Brano scelto:
------------------------------------------------------------
Rigurgiti di perbenismo
Il “politically correct” designerebbe una modalità comportamentale e di linguaggio improntata al rispetto generale. Lo scopo di base resta quello di educare ed educarsi nel rifuggire l’offesa, a prescindere dalla categoria individuata. Aggiungo che “individuare categorie”, di per sé ingloba il rischio di discriminare. Faccio un esempio: la persona umana è tale a prescindere da diverse caratteristiche che ciascuno di noi possa avere; pertanto, l’idea di sottolineare una diversità “quando non è fondamentale” può apparire ancora più offensivo di un silenzio privo di preconcetti.
Storia
Il concetto di “politically correct” prende campo negli anni venti negli Stati Uniti negli ambienti di sinistra di ispirazione comunista. Nella società statunitense di quegli anni apparve necessario “cambiare” il linguaggio nell’indicare la provenienza da territori africani: si passò da “blacks”, niggers” ad “afro-americans”. Per altri contesti si passò all’espressione “gay” in sostituzione di “sodomite”. Certamente, apparve opportuno frenare gli episodi di razzismo fra studenti con l’imposizione di codici di condotta verbale (i cosiddetti “speech codes”).
Sviluppi
Il “politically correct” non risolve i problemi se alla base non c’è la volontà di dialogo. In tali casi, le regole preliminari pongono solo paletti fittizi. Le varie regole di condotta verbale sono semplicemente uno strumento, ma il rispetto dovrebbe albergare a prescindere dentro ciascuno.
Perbenismo
Se non sentito, il ““politically correct” diventa solo costola del vacuo perbenismo, ossequio ipocrita a norme convenzionali del vivere. Che valore avrebbe? Nessuno. Anzi, molto spesso può essere ancor più istigatore di violenza.
------------------------------------------------------------
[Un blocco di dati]
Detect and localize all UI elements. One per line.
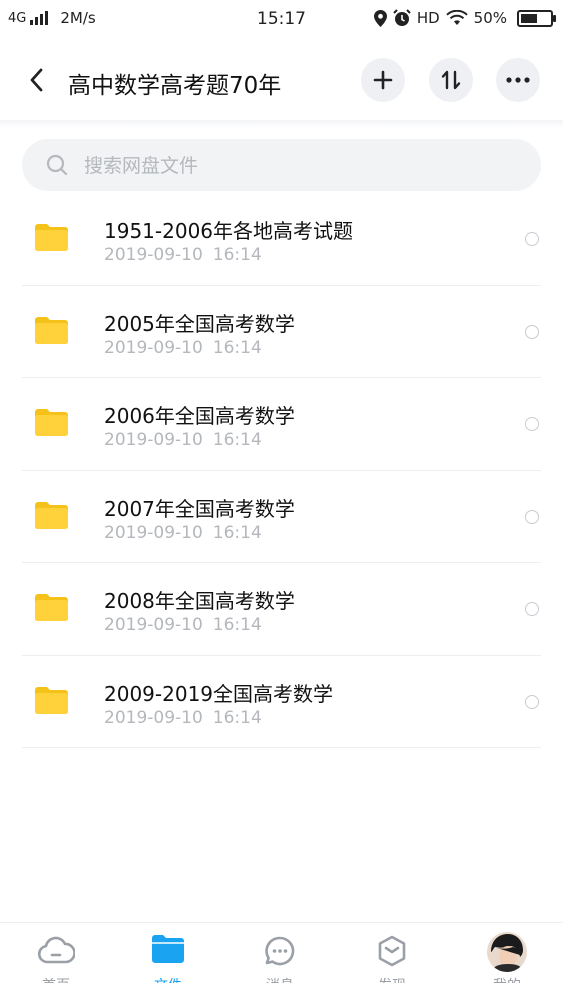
more-button[interactable]: [496, 58, 540, 102]
nav-discover[interactable]: 发现: [336, 923, 448, 983]
file-modified: 2019-09-10 16:14: [104, 245, 262, 265]
folder-icon: [35, 409, 68, 436]
file-modified: 2019-09-10 16:14: [104, 708, 262, 728]
file-date: 2019-09-10: [104, 615, 203, 635]
file-date: 2019-09-10: [104, 245, 203, 265]
select-checkbox[interactable]: [525, 417, 539, 431]
nav-home[interactable]: 首页: [0, 923, 112, 983]
search-icon: [46, 154, 68, 176]
file-modified: 2019-09-10 16:14: [104, 430, 262, 450]
file-row[interactable]: 2009-2019全国高考数学 2019-09-10 16:14: [0, 656, 563, 749]
select-checkbox[interactable]: [525, 694, 539, 709]
select-checkbox[interactable]: [525, 232, 539, 246]
sort-button[interactable]: [429, 58, 473, 102]
folder-icon: [152, 935, 184, 963]
file-name: 2008年全国高考数学: [104, 589, 295, 613]
nav-messages[interactable]: 消息: [224, 923, 336, 983]
file-name: 2005年全国高考数学: [104, 311, 295, 336]
sort-icon: [441, 70, 461, 90]
app-header: 高中数学高考题70年: [0, 46, 563, 116]
file-time: 16:14: [212, 430, 262, 450]
file-row[interactable]: 2007年全国高考数学 2019-09-10 16:14: [0, 471, 563, 564]
back-icon: [30, 68, 43, 92]
nav-files[interactable]: 文件: [112, 923, 224, 983]
cloud-icon: [37, 936, 75, 964]
alarm-icon: [393, 9, 411, 26]
location-icon: [373, 9, 387, 27]
plus-icon: [373, 70, 393, 90]
status-bar: 4G 2M/s 15:17 HD 50%: [0, 0, 563, 38]
file-row[interactable]: 1951-2006年各地高考试题 2019-09-10 16:14: [0, 193, 563, 286]
file-modified: 2019-09-10 16:14: [104, 523, 262, 543]
file-modified: 2019-09-10 16:14: [104, 615, 262, 635]
folder-icon: [35, 594, 68, 621]
wifi-icon: [445, 10, 468, 25]
discover-icon: [378, 935, 406, 967]
folder-icon: [35, 316, 68, 344]
more-icon: [506, 77, 530, 83]
file-row[interactable]: 2008年全国高考数学 2019-09-10 16:14: [0, 563, 563, 656]
hd-indicator: HD: [416, 9, 440, 27]
file-name: 1951-2006年各地高考试题: [104, 219, 354, 243]
file-row[interactable]: 2006年全国高考数学 2019-09-10 16:14: [0, 378, 563, 471]
add-button[interactable]: [361, 58, 405, 102]
nav-profile[interactable]: 我的: [451, 923, 563, 983]
file-name: 2006年全国高考数学: [104, 404, 295, 428]
file-date: 2019-09-10: [104, 337, 203, 358]
select-checkbox[interactable]: [525, 324, 539, 339]
select-checkbox[interactable]: [525, 509, 539, 524]
folder-icon: [35, 501, 68, 529]
bottom-nav: 首页 文件 消息 发现 我的: [0, 922, 563, 983]
file-time: 16:14: [212, 522, 262, 543]
file-modified: 2019-09-10 16:14: [104, 338, 262, 358]
header-divider: [0, 120, 563, 128]
file-row[interactable]: 2005年全国高考数学 2019-09-10 16:14: [0, 286, 563, 379]
file-name: 2009-2019全国高考数学: [104, 681, 334, 706]
chat-icon: [265, 936, 295, 966]
folder-icon: [35, 224, 68, 251]
battery-percent: 50%: [473, 9, 507, 27]
search-bar[interactable]: [22, 139, 541, 193]
status-right: HD 50%: [373, 9, 556, 27]
file-time: 16:14: [212, 707, 262, 728]
file-date: 2019-09-10: [104, 707, 203, 728]
file-time: 16:14: [212, 245, 262, 265]
search-input[interactable]: [82, 139, 526, 193]
file-name: 2007年全国高考数学: [104, 496, 295, 521]
file-time: 16:14: [212, 615, 262, 635]
battery-icon: [517, 9, 556, 27]
file-time: 16:14: [212, 337, 262, 358]
avatar-image: [487, 932, 527, 972]
select-checkbox[interactable]: [525, 602, 539, 616]
back-button[interactable]: [26, 66, 50, 94]
file-date: 2019-09-10: [104, 430, 203, 450]
file-list: 1951-2006年各地高考试题 2019-09-10 16:14 2005年全国…: [0, 193, 563, 748]
folder-icon: [35, 686, 68, 714]
file-date: 2019-09-10: [104, 522, 203, 543]
avatar: [487, 932, 527, 972]
page-title: 高中数学高考题70年: [68, 73, 282, 99]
------------------------------------------------------------
Obiettivo: Riscrivi il passo del testo sul politically correct da "Rigurgiti di perbenismo" a "privo di preconcetti.", mettendo "ingiuria" al posto di "offesa".

Risposta attesa:
Rigurgiti di perbenismo
Il “politically correct” designerebbe una modalità comportamentale e di linguaggio improntata al rispetto generale. Lo scopo di base resta quello di educare ed educarsi nel rifuggire l’ingiuria, a prescindere dalla categoria individuata. Aggiungo che “individuare categorie”, di per sé ingloba il rischio di discriminare. Faccio un esempio: la persona umana è tale a prescindere da diverse caratteristiche che ciascuno di noi possa avere; pertanto, l’idea di sottolineare una diversità “quando non è fondamentale” può apparire ancora più offensivo di un silenzio privo di preconcetti.